● **Supplied records**:

....

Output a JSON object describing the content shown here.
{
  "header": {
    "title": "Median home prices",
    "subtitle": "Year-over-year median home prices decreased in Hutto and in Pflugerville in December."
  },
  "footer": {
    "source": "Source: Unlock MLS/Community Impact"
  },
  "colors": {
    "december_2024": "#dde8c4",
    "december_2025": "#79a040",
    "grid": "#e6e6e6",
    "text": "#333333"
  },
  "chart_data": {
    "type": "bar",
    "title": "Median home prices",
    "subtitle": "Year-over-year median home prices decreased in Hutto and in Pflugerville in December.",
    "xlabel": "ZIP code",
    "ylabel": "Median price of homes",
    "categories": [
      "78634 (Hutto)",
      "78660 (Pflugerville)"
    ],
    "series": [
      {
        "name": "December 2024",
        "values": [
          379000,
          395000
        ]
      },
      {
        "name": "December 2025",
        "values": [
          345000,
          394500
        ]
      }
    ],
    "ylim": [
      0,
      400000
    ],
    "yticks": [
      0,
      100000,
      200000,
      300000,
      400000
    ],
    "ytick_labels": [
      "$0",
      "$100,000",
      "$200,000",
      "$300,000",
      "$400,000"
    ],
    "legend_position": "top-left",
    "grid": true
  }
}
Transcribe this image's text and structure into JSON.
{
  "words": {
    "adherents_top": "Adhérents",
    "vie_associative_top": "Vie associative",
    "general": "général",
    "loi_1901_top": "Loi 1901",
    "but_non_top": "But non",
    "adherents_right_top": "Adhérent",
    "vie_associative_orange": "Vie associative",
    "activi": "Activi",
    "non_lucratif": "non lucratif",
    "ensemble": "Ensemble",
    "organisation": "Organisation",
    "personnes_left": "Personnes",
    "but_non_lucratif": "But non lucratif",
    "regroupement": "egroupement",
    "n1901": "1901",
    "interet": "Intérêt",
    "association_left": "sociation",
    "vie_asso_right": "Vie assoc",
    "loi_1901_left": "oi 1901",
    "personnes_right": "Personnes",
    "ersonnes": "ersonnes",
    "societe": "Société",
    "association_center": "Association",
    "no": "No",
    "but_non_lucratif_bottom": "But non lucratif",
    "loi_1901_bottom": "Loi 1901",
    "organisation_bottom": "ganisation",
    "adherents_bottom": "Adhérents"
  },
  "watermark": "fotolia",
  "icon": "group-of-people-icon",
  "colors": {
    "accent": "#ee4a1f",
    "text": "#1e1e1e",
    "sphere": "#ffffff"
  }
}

....

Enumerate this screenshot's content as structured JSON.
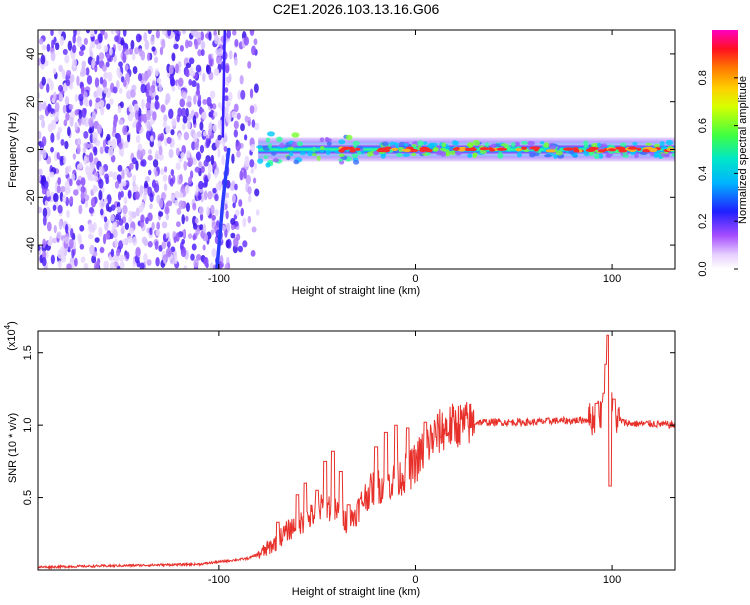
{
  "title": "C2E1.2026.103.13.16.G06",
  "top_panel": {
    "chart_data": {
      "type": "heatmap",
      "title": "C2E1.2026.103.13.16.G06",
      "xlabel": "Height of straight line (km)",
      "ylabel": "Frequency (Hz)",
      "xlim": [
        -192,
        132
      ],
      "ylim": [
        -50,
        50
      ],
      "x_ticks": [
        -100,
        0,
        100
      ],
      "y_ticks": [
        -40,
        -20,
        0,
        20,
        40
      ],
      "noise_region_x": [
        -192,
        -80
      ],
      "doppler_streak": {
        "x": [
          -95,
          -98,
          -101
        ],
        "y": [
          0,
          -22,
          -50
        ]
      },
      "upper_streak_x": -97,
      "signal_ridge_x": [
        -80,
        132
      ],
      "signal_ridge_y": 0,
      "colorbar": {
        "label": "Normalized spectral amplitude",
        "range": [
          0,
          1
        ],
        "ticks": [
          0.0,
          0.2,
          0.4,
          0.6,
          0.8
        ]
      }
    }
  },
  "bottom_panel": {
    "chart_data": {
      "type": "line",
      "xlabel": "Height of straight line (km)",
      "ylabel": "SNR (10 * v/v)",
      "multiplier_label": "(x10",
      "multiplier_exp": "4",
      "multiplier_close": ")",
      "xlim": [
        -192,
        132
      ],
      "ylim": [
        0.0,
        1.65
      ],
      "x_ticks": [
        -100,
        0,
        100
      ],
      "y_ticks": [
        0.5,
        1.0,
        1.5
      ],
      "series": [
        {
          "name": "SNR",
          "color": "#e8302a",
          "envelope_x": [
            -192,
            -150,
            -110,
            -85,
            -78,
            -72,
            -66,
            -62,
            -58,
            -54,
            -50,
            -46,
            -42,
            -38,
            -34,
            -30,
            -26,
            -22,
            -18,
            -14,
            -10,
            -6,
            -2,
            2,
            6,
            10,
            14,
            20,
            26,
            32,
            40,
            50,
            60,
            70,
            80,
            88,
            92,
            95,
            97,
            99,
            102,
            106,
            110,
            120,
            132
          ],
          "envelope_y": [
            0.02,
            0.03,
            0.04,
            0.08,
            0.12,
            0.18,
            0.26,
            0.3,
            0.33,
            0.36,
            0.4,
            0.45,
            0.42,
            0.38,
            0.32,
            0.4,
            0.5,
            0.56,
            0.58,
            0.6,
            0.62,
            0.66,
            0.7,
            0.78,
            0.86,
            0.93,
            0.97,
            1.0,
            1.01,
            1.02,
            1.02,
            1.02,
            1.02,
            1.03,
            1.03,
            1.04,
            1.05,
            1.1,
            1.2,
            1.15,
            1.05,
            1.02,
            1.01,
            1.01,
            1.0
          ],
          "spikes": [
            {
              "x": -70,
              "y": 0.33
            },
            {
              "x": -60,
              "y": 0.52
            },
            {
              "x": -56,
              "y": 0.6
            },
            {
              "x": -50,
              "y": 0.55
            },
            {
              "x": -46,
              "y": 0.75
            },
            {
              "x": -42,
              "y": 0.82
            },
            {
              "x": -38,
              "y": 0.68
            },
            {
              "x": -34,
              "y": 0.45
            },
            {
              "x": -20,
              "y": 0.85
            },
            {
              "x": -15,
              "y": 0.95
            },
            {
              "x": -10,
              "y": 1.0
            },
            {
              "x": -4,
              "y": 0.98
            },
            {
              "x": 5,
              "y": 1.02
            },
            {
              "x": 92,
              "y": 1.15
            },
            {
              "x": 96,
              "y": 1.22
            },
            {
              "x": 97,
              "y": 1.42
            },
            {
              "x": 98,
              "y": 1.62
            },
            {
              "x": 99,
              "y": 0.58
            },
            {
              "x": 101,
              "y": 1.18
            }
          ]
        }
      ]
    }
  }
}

....

● **Work to complete**: Read the entries above, then pull out the lines that include "this".

● **Expected output**:
Transcribe this image's text and structure into JSON.
Enumerate this screenshot's content as structured JSON.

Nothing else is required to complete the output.